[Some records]

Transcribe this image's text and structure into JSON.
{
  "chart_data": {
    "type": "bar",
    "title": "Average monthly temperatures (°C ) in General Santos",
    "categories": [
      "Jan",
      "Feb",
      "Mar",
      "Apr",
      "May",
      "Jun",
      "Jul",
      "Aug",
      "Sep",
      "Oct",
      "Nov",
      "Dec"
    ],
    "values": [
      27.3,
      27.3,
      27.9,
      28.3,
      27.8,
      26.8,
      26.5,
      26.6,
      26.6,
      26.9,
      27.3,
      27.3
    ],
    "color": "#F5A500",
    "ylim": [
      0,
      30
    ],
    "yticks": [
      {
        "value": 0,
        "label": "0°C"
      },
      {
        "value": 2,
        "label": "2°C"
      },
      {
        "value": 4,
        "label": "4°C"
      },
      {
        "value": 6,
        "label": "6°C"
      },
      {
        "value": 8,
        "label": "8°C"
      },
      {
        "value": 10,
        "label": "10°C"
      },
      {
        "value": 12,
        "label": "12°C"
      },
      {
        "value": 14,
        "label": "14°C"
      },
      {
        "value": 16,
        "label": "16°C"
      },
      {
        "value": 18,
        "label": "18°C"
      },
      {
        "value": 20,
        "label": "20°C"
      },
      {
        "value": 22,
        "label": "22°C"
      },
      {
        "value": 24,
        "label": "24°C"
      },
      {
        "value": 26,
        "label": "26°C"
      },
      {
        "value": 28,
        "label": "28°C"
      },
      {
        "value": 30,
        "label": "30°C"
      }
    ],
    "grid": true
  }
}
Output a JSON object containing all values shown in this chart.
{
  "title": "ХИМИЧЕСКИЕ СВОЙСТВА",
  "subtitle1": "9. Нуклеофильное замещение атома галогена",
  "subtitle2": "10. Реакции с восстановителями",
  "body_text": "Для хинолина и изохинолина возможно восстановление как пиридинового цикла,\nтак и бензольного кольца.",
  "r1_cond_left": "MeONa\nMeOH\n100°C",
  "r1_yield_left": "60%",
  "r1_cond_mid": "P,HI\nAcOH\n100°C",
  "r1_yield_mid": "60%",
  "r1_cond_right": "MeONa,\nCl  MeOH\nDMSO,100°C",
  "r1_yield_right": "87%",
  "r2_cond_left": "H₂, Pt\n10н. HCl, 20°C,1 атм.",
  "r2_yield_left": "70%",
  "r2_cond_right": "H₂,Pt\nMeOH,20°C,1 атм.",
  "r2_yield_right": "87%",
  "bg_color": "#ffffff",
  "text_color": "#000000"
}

_GOAL_. From the records above, extract each line exactly as shown.

_EXPECTED ANSWER_.
Transcribe this image's text and structure into JSON.
{
  "chart_data": {
    "type": "bar",
    "title": "Average monthly temperatures (°C ) in General Santos",
    "categories": [
      "Jan",
      "Feb",
      "Mar",
      "Apr",
      "May",
      "Jun",
      "Jul",
      "Aug",
      "Sep",
      "Oct",
      "Nov",
      "Dec"
    ],
    "values": [
      27.3,
      27.3,
      27.9,
      28.3,
      27.8,
      26.8,
      26.5,
      26.6,
      26.6,
      26.9,
      27.3,
      27.3
    ],
    "color": "#F5A500",
    "ylim": [
      0,
      30
    ],
    "yticks": [
      {
        "value": 0,
        "label": "0°C"
      },
      {
        "value": 2,
        "label": "2°C"
      },
      {
        "value": 4,
        "label": "4°C"
      },
      {
        "value": 6,
        "label": "6°C"
      },
      {
        "value": 8,
        "label": "8°C"
      },
      {
        "value": 10,
        "label": "10°C"
      },
      {
        "value": 12,
        "label": "12°C"
      },
      {
        "value": 14,
        "label": "14°C"
      },
      {
        "value": 16,
        "label": "16°C"
      },
      {
        "value": 18,
        "label": "18°C"
      },
      {
        "value": 20,
        "label": "20°C"
      },
      {
        "value": 22,
        "label": "22°C"
      },
      {
        "value": 24,
        "label": "24°C"
      },
      {
        "value": 26,
        "label": "26°C"
      },
      {
        "value": 28,
        "label": "28°C"
      },
      {
        "value": 30,
        "label": "30°C"
      }
    ],
    "grid": true
  }
}
Output a JSON object containing all values shown in this chart.
{
  "title": "ХИМИЧЕСКИЕ СВОЙСТВА",
  "subtitle1": "9. Нуклеофильное замещение атома галогена",
  "subtitle2": "10. Реакции с восстановителями",
  "body_text": "Для хинолина и изохинолина возможно восстановление как пиридинового цикла,\nтак и бензольного кольца.",
  "r1_cond_left": "MeONa\nMeOH\n100°C",
  "r1_yield_left": "60%",
  "r1_cond_mid": "P,HI\nAcOH\n100°C",
  "r1_yield_mid": "60%",
  "r1_cond_right": "MeONa,\nCl  MeOH\nDMSO,100°C",
  "r1_yield_right": "87%",
  "r2_cond_left": "H₂, Pt\n10н. HCl, 20°C,1 атм.",
  "r2_yield_left": "70%",
  "r2_cond_right": "H₂,Pt\nMeOH,20°C,1 атм.",
  "r2_yield_right": "87%",
  "bg_color": "#ffffff",
  "text_color": "#000000"
}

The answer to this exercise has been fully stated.